Carry on the interview about the U.S.-Canada borderland from the point where it stops.

## Page text
*****

Porter Fox knew he would travel alone for most of his journey along the border between the U.S. and Canada, but not quite how alone. The author of “Northland: A 4,000-Mile Journey Along America’s Forgotten Border” (Norton, $26.95), Fox learned that along vast stretches of the border, “there’s simply nobody around. There’s no cell service, no GPS. For days and days and days, I had no idea where I was.”

The U.S.-Canada border is vital to trade and relations between both countries, but its borderland remains a lonesome place. For many people, that’s a virtue — it’s home to resourceful people who’ve learned to survive in a land of extreme weather and extreme solitude. It’s sheltered ethnic communities who put down roots in the 19th century and never left. It’s the final redoubt for American Indian tribes who were pushed up to the border after their land was stolen. And it’s a sort of no-man’s-land for smugglers taking advantage of the border’s porous nature.

Fox’s account of his journey (by foot, canoe, freighter and car) starts off the coast of Maine and ends at Blaine’s Peace Arch Park, looking out over Boundary Bay. Along the way he explores issues of water rights, climate change, native sovereignty and the perils and pleasures of living along the border. He vividly conveys the beauty of a remote, lightly touched place. Fox appears at Elliott Bay Book Co. on Thursday, Sept. 27. Here are some observations about his trip, edited for concision and clarity:

Q: Why did you call your book “Northland,” and where did that term come from?

A: As you drive across the country you see the term all over the place. The technical term is the northern tier, others call it the Highline. There’s not a name for it because nobody ever talks about it. Our relationship with Canada has been terrific for so long, we stopped thinking about it.

Q. You talk about the northland as a place of “ethnic archipelagoes” and a last refuge for American Indian tribes. How did those groups wind up there?

A: Back east, when the French were expelled from New England, pockets of French settlers held out, taking over river valleys and harbors. That created a very strong identity. When you look through the rest of America, immigrants were itinerant, but in the northland, people tended to settle down, such as the strong Scandinavian population. For Native Americans, it was their last resort. From Maine to Montana, they were pushed together and slammed up against the border.

Q: On your trip, were you aware of being monitored or under surveillance?

*****

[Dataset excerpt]

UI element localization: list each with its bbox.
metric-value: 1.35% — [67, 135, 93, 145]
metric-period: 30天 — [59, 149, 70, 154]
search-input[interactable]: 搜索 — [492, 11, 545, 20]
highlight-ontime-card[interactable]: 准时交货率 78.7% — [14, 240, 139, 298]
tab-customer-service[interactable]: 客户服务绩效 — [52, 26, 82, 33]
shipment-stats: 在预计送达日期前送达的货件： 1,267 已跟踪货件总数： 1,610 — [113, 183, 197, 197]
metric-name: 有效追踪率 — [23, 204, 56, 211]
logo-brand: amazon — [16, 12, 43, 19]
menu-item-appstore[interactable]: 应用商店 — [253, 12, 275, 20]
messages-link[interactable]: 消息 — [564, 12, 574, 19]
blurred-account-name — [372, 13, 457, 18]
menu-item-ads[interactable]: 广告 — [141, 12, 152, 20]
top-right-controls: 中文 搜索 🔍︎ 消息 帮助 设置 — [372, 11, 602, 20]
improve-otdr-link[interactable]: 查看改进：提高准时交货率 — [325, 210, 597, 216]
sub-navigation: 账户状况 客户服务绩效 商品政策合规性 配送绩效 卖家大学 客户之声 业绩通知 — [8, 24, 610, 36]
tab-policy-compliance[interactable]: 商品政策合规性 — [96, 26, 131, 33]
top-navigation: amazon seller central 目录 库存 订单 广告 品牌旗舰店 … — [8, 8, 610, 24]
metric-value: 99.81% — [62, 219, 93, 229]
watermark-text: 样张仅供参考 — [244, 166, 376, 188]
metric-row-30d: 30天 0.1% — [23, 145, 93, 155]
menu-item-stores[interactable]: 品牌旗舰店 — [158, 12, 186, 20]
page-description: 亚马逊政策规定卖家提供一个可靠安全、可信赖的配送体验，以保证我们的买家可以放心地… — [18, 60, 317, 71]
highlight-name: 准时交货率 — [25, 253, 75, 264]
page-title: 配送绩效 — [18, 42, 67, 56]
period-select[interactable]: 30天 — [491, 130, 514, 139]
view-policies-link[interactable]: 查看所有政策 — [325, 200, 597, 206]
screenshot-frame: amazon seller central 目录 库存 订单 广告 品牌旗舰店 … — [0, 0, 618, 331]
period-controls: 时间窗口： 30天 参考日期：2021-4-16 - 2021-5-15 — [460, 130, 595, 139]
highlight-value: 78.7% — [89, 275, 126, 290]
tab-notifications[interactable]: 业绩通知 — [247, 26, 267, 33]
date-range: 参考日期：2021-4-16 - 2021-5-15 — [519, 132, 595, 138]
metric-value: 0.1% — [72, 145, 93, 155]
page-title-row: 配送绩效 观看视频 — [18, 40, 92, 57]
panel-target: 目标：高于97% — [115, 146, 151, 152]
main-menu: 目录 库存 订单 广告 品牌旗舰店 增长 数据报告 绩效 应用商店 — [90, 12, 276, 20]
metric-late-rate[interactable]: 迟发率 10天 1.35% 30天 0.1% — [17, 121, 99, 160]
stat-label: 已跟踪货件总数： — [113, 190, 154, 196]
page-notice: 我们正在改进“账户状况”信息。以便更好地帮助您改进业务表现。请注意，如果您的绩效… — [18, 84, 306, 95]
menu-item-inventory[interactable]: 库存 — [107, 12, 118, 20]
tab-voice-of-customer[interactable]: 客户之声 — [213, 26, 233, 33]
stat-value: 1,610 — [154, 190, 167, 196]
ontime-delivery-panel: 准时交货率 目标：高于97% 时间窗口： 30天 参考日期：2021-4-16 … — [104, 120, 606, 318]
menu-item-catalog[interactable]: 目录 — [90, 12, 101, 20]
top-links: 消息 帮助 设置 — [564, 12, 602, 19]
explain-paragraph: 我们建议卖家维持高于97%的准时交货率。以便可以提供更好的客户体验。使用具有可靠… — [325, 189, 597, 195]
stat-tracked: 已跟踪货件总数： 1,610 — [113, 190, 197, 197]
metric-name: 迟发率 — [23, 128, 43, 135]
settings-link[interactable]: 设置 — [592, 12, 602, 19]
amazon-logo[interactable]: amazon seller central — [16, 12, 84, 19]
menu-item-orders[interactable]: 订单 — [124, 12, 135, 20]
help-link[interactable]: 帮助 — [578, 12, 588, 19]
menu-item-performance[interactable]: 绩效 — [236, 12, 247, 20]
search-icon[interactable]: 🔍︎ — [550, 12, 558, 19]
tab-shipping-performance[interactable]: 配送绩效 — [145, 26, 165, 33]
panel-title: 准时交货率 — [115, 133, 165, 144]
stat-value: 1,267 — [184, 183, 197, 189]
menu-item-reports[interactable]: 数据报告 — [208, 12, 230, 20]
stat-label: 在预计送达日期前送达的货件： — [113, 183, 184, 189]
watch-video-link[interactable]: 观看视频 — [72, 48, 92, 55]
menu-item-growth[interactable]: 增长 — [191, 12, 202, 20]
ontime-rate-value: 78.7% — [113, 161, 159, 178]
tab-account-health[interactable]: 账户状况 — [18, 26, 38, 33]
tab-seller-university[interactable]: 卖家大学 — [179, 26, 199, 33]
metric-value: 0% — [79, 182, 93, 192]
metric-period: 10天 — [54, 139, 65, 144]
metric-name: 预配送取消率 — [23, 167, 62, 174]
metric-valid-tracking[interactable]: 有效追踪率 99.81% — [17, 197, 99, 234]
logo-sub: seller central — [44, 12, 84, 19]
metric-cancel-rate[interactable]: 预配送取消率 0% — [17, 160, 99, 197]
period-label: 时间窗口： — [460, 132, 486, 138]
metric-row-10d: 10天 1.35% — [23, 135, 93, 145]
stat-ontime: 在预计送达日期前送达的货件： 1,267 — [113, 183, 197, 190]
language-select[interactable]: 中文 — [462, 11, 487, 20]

*****

## Reply to the exercise
A: I did not see any border agents outside a port of entry. I barely saw them at all. The CBP (U.S. Customs and Border Protection) really depends on these small towns to call in about any strangers — that “grapevine security” is really important to the CBP right now. They get images of armed people crossing the border, but they just can’t get there in time. That’s a little alarming. That’s something more agents, more cameras and some technological help could fix pretty easily.

Q: How does insufficient monitoring hurt people on both sides of the border?

A: The southern border gets all the headlines, politicians ranting about it, the proposed ridiculous border wall. The southern border is half as long as the northern border. There are about 18,000 agents down there, while there are about 2,000 agents on the northern border.

We’re bordering a nation that’s one of our oldest allies, and our number two trading partner, but Canada has fairly lax immigration laws. No visa is required for a Mexican citizen to go to Canada. You can fly to Toronto, be driven to the border and then walk across it. Smugglers can go straight across the border on an Indian reservation. Federal and state people have no authority, and the tribal authorities have no power to make an arrest.

Q: What are some realistic fixes?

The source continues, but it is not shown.